▶ _Data for this exercise_:
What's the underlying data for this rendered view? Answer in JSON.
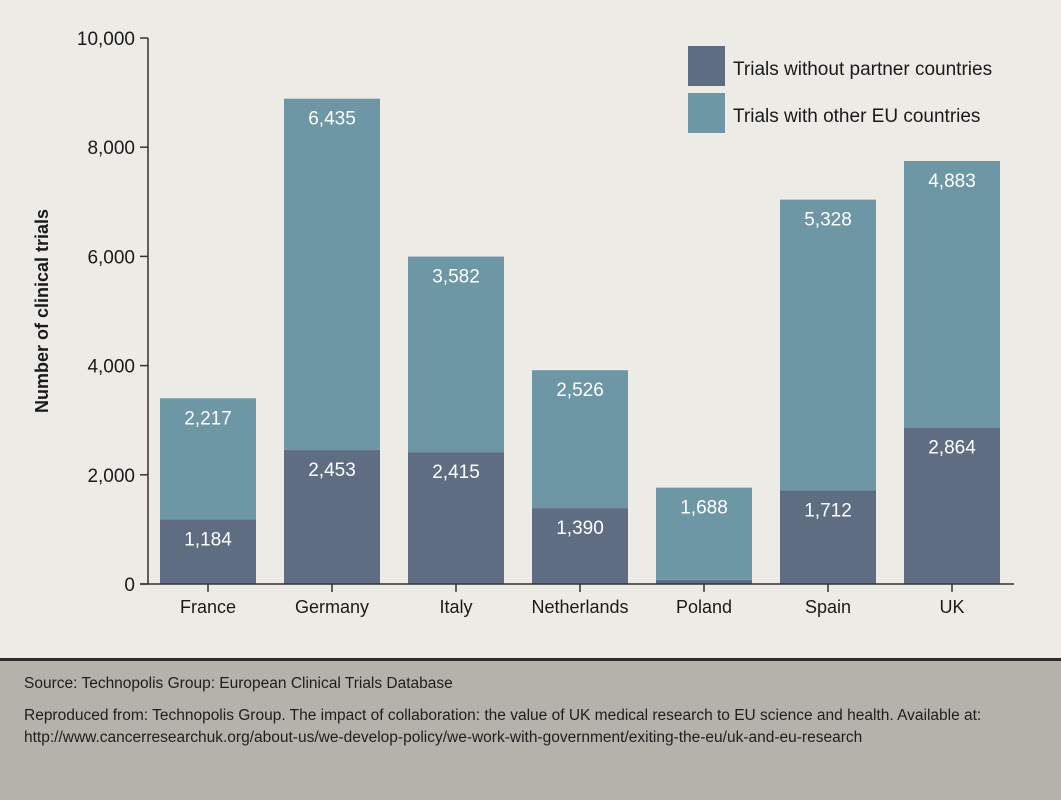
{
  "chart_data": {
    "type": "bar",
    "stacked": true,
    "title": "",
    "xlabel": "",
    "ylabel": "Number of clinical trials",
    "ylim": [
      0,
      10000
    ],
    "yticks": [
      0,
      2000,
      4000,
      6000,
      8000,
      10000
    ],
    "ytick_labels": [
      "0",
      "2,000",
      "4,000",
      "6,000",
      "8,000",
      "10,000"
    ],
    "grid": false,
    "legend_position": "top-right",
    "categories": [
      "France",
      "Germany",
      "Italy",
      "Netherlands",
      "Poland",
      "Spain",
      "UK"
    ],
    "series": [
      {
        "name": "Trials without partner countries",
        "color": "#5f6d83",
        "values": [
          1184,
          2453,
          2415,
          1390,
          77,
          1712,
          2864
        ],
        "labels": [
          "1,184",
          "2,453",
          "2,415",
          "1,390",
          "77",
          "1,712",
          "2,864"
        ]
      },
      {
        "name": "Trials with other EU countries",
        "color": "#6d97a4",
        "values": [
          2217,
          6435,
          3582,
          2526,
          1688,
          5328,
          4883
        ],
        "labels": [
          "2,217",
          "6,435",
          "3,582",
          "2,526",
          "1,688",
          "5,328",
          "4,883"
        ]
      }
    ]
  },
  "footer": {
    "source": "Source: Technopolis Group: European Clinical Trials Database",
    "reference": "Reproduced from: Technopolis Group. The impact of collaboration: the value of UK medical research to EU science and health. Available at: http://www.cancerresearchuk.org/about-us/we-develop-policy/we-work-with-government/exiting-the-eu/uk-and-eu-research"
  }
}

▶ _Problem statement_: State only how many lines in the material include "Technopolis".

▶ _Solution_: 2